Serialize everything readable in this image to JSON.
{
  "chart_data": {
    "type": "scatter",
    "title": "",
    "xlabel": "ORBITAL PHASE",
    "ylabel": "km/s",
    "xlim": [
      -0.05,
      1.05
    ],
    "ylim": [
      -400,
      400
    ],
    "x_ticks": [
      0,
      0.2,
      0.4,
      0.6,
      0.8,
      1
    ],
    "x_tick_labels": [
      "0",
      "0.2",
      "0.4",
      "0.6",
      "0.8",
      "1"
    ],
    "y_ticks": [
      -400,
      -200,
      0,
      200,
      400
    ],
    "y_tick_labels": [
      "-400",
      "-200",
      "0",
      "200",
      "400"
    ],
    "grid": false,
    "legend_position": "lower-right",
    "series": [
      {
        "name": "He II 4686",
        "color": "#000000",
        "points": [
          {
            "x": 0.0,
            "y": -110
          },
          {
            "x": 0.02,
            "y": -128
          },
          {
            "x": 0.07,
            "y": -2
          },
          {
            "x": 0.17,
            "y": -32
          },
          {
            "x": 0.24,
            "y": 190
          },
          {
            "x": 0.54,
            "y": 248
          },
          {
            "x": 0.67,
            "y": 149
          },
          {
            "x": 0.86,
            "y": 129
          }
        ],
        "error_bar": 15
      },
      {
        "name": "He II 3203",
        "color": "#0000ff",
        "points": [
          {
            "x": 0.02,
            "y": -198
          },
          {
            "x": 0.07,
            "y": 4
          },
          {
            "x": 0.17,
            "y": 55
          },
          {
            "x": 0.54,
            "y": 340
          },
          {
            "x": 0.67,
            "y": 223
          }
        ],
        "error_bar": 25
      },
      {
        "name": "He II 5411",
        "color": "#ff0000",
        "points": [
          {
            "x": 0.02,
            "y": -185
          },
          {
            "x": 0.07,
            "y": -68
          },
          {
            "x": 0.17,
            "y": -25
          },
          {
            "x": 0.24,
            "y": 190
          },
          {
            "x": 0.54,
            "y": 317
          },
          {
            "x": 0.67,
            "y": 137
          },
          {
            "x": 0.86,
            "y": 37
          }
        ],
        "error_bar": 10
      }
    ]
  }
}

---

▶ [Task instructions] State how many lines of the listing include "color", and nothing more.

▶ [Written reply] 3